▶ STATED PROBLEM:
Return each entry exactly, with none missing.

[begin ENTRIES SUPPLIED]

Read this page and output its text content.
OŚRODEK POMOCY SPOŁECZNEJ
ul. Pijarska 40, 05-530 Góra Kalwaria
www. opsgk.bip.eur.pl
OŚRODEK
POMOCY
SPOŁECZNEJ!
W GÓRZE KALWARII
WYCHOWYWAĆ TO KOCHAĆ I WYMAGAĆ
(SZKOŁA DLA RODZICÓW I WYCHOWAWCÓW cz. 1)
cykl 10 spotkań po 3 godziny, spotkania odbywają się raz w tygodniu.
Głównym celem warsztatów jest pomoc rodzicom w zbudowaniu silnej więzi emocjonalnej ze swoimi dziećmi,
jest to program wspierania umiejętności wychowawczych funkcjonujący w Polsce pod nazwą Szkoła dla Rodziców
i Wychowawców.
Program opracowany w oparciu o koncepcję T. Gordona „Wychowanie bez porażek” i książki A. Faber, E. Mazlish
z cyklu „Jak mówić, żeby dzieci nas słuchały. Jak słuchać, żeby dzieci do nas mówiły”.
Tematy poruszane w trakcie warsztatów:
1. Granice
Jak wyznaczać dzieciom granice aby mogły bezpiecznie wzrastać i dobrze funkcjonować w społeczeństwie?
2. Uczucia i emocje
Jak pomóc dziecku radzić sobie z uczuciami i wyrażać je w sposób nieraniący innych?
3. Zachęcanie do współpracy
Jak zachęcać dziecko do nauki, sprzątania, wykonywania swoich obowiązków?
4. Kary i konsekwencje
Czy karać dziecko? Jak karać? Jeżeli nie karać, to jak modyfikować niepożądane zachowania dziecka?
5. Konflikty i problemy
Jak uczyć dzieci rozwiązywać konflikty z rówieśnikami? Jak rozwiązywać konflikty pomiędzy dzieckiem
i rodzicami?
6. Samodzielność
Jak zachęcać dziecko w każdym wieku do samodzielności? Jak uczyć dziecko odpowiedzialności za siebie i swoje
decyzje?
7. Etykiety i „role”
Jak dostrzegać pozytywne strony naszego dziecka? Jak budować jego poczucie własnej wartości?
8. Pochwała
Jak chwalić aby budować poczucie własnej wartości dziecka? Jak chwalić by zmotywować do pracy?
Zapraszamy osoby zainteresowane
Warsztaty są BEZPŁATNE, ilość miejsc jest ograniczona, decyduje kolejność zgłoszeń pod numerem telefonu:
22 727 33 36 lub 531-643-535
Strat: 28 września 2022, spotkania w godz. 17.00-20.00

[end ENTRIES SUPPLIED]

▶ OUTPUT OF THE EXERCISE:
Read this page and output its text content.
OŚRODEK POMOCY SPOŁECZNEJ
ul. Pijarska 40, 05-530 Góra Kalwaria
www. opsgk.bip.eur.pl
OŚRODEK
POMOCY
SPOŁECZNEJ!
W GÓRZE KALWARII
WYCHOWYWAĆ TO KOCHAĆ I WYMAGAĆ
(SZKOŁA DLA RODZICÓW I WYCHOWAWCÓW cz. 1)
cykl 10 spotkań po 3 godziny, spotkania odbywają się raz w tygodniu.
Głównym celem warsztatów jest pomoc rodzicom w zbudowaniu silnej więzi emocjonalnej ze swoimi dziećmi,
jest to program wspierania umiejętności wychowawczych funkcjonujący w Polsce pod nazwą Szkoła dla Rodziców
i Wychowawców.
Program opracowany w oparciu o koncepcję T. Gordona „Wychowanie bez porażek” i książki A. Faber, E. Mazlish
z cyklu „Jak mówić, żeby dzieci nas słuchały. Jak słuchać, żeby dzieci do nas mówiły”.
Tematy poruszane w trakcie warsztatów:
1. Granice
Jak wyznaczać dzieciom granice aby mogły bezpiecznie wzrastać i dobrze funkcjonować w społeczeństwie?
2. Uczucia i emocje
Jak pomóc dziecku radzić sobie z uczuciami i wyrażać je w sposób nieraniący innych?
3. Zachęcanie do współpracy
Jak zachęcać dziecko do nauki, sprzątania, wykonywania swoich obowiązków?
4. Kary i konsekwencje
Czy karać dziecko? Jak karać? Jeżeli nie karać, to jak modyfikować niepożądane zachowania dziecka?
5. Konflikty i problemy
Jak uczyć dzieci rozwiązywać konflikty z rówieśnikami? Jak rozwiązywać konflikty pomiędzy dzieckiem
i rodzicami?
6. Samodzielność
Jak zachęcać dziecko w każdym wieku do samodzielności? Jak uczyć dziecko odpowiedzialności za siebie i swoje
decyzje?
7. Etykiety i „role”
Jak dostrzegać pozytywne strony naszego dziecka? Jak budować jego poczucie własnej wartości?
8. Pochwała
Jak chwalić aby budować poczucie własnej wartości dziecka? Jak chwalić by zmotywować do pracy?
Zapraszamy osoby zainteresowane
Warsztaty są BEZPŁATNE, ilość miejsc jest ograniczona, decyduje kolejność zgłoszeń pod numerem telefonu:
22 727 33 36 lub 531-643-535
Strat: 28 września 2022, spotkania w godz. 17.00-20.00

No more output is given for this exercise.